(Extracted records)
┄┄┄┄┄┄┄┄┄┄

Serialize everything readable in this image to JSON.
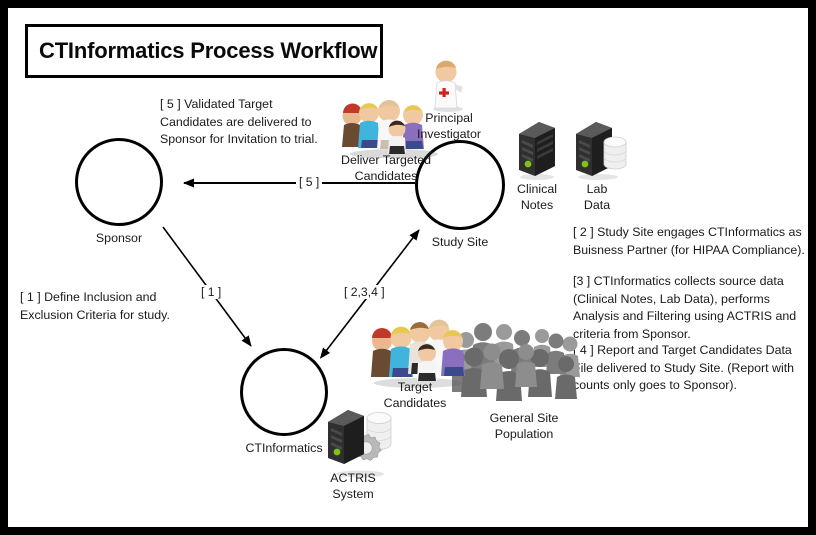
{
  "diagram": {
    "title": "CTInformatics Process Workflow",
    "nodes": [
      {
        "id": "sponsor",
        "label": "Sponsor"
      },
      {
        "id": "study-site",
        "label": "Study Site"
      },
      {
        "id": "ctinformatics",
        "label": "CTInformatics"
      }
    ],
    "icons": [
      {
        "id": "deliver-targeted-candidates",
        "label": "Deliver Targeted\nCandidates",
        "kind": "people-color"
      },
      {
        "id": "principal-investigator",
        "label": "Principal\nInvestigator",
        "kind": "doctor"
      },
      {
        "id": "clinical-notes",
        "label": "Clinical\nNotes",
        "kind": "server"
      },
      {
        "id": "lab-data",
        "label": "Lab\nData",
        "kind": "server-db"
      },
      {
        "id": "target-candidates",
        "label": "Target\nCandidates",
        "kind": "people-color"
      },
      {
        "id": "general-site-population",
        "label": "General Site\nPopulation",
        "kind": "people-gray"
      },
      {
        "id": "actris-system",
        "label": "ACTRIS\nSystem",
        "kind": "server-gear-db"
      }
    ],
    "edges": [
      {
        "id": "edge-5",
        "label": "[ 5 ]",
        "from": "study-site",
        "to": "sponsor",
        "style": "single-arrow"
      },
      {
        "id": "edge-1",
        "label": "[ 1 ]",
        "from": "sponsor",
        "to": "ctinformatics",
        "style": "single-arrow"
      },
      {
        "id": "edge-2-3-4",
        "label": "[ 2,3,4 ]",
        "from": "ctinformatics",
        "to": "study-site",
        "style": "double-arrow"
      }
    ],
    "notes": [
      {
        "id": "note-5",
        "text": "[ 5 ] Validated Target\nCandidates are delivered to\nSponsor for Invitation to trial."
      },
      {
        "id": "note-1",
        "text": "[ 1 ] Define Inclusion and\nExclusion Criteria for study."
      },
      {
        "id": "note-2",
        "text": "[ 2 ] Study Site engages CTInformatics as\nBuisness Partner (for HIPAA Compliance)."
      },
      {
        "id": "note-3",
        "text": "[3 ] CTInformatics collects source data\n(Clinical Notes, Lab Data), performs\nAnalysis and Filtering using ACTRIS and\ncriteria from Sponsor."
      },
      {
        "id": "note-4",
        "text": "[ 4 ] Report and Target Candidates Data\nFile delivered to Study Site.  (Report with\ncounts only goes to Sponsor)."
      }
    ],
    "colors": {
      "frame": "#000000",
      "sheet": "#ffffff",
      "stroke": "#000000",
      "text": "#1a1a1a",
      "skin": "#f0c9a0",
      "server_dark": "#2b2b2b",
      "server_led": "#7fc21a",
      "crowd_gray": "#808080",
      "red_cross": "#d32222"
    }
  }
}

┄┄┄┄┄┄┄┄┄┄

List every line above containing the word "from".

        "from": "study-site",
        "from": "sponsor",
        "from": "ctinformatics",
        "text": "[3 ] CTInformatics collects source data\n(Clinical Notes, Lab Data), performs\nAnalysis and Filtering using ACTRIS and\ncriteria from Sponsor."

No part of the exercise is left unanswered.